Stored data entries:
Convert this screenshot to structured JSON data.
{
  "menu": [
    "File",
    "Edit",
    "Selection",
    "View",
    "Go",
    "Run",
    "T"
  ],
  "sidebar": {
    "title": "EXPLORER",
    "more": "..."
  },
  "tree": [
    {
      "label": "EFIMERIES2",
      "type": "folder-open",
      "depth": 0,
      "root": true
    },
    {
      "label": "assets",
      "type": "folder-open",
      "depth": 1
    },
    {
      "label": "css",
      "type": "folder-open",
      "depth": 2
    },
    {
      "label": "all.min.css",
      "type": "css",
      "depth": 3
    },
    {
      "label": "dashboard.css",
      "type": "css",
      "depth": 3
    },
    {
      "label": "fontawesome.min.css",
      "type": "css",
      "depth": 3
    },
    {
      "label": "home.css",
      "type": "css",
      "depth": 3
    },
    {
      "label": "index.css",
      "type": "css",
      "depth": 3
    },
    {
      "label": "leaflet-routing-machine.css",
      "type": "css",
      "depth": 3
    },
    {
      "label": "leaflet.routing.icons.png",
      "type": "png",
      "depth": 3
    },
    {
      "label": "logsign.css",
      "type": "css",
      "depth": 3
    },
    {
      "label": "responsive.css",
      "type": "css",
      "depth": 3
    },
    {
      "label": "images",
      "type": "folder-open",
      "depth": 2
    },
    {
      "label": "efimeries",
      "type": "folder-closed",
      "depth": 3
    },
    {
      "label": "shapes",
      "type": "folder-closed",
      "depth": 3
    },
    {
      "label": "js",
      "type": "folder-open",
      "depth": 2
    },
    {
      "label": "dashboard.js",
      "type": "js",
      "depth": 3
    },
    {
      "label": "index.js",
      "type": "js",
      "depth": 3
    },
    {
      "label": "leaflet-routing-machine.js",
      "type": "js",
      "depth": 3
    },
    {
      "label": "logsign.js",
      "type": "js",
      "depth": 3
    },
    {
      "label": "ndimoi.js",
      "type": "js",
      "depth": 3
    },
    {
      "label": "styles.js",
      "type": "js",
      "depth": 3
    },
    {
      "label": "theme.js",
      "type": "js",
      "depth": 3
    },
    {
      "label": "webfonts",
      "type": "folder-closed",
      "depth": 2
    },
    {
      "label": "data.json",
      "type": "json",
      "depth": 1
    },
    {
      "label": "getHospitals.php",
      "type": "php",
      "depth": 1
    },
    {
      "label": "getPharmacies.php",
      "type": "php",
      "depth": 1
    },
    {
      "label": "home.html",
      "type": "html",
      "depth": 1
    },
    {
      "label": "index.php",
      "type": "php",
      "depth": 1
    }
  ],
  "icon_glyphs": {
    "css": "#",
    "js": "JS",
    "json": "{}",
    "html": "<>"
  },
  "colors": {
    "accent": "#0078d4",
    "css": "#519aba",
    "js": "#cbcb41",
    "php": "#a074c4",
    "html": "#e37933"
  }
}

EXERCISE BRIEF: Set down every line of the listing above again, exactly as given.

THE OUTPUT:
Convert this screenshot to structured JSON data.
{
  "menu": [
    "File",
    "Edit",
    "Selection",
    "View",
    "Go",
    "Run",
    "T"
  ],
  "sidebar": {
    "title": "EXPLORER",
    "more": "..."
  },
  "tree": [
    {
      "label": "EFIMERIES2",
      "type": "folder-open",
      "depth": 0,
      "root": true
    },
    {
      "label": "assets",
      "type": "folder-open",
      "depth": 1
    },
    {
      "label": "css",
      "type": "folder-open",
      "depth": 2
    },
    {
      "label": "all.min.css",
      "type": "css",
      "depth": 3
    },
    {
      "label": "dashboard.css",
      "type": "css",
      "depth": 3
    },
    {
      "label": "fontawesome.min.css",
      "type": "css",
      "depth": 3
    },
    {
      "label": "home.css",
      "type": "css",
      "depth": 3
    },
    {
      "label": "index.css",
      "type": "css",
      "depth": 3
    },
    {
      "label": "leaflet-routing-machine.css",
      "type": "css",
      "depth": 3
    },
    {
      "label": "leaflet.routing.icons.png",
      "type": "png",
      "depth": 3
    },
    {
      "label": "logsign.css",
      "type": "css",
      "depth": 3
    },
    {
      "label": "responsive.css",
      "type": "css",
      "depth": 3
    },
    {
      "label": "images",
      "type": "folder-open",
      "depth": 2
    },
    {
      "label": "efimeries",
      "type": "folder-closed",
      "depth": 3
    },
    {
      "label": "shapes",
      "type": "folder-closed",
      "depth": 3
    },
    {
      "label": "js",
      "type": "folder-open",
      "depth": 2
    },
    {
      "label": "dashboard.js",
      "type": "js",
      "depth": 3
    },
    {
      "label": "index.js",
      "type": "js",
      "depth": 3
    },
    {
      "label": "leaflet-routing-machine.js",
      "type": "js",
      "depth": 3
    },
    {
      "label": "logsign.js",
      "type": "js",
      "depth": 3
    },
    {
      "label": "ndimoi.js",
      "type": "js",
      "depth": 3
    },
    {
      "label": "styles.js",
      "type": "js",
      "depth": 3
    },
    {
      "label": "theme.js",
      "type": "js",
      "depth": 3
    },
    {
      "label": "webfonts",
      "type": "folder-closed",
      "depth": 2
    },
    {
      "label": "data.json",
      "type": "json",
      "depth": 1
    },
    {
      "label": "getHospitals.php",
      "type": "php",
      "depth": 1
    },
    {
      "label": "getPharmacies.php",
      "type": "php",
      "depth": 1
    },
    {
      "label": "home.html",
      "type": "html",
      "depth": 1
    },
    {
      "label": "index.php",
      "type": "php",
      "depth": 1
    }
  ],
  "icon_glyphs": {
    "css": "#",
    "js": "JS",
    "json": "{}",
    "html": "<>"
  },
  "colors": {
    "accent": "#0078d4",
    "css": "#519aba",
    "js": "#cbcb41",
    "php": "#a074c4",
    "html": "#e37933"
  }
}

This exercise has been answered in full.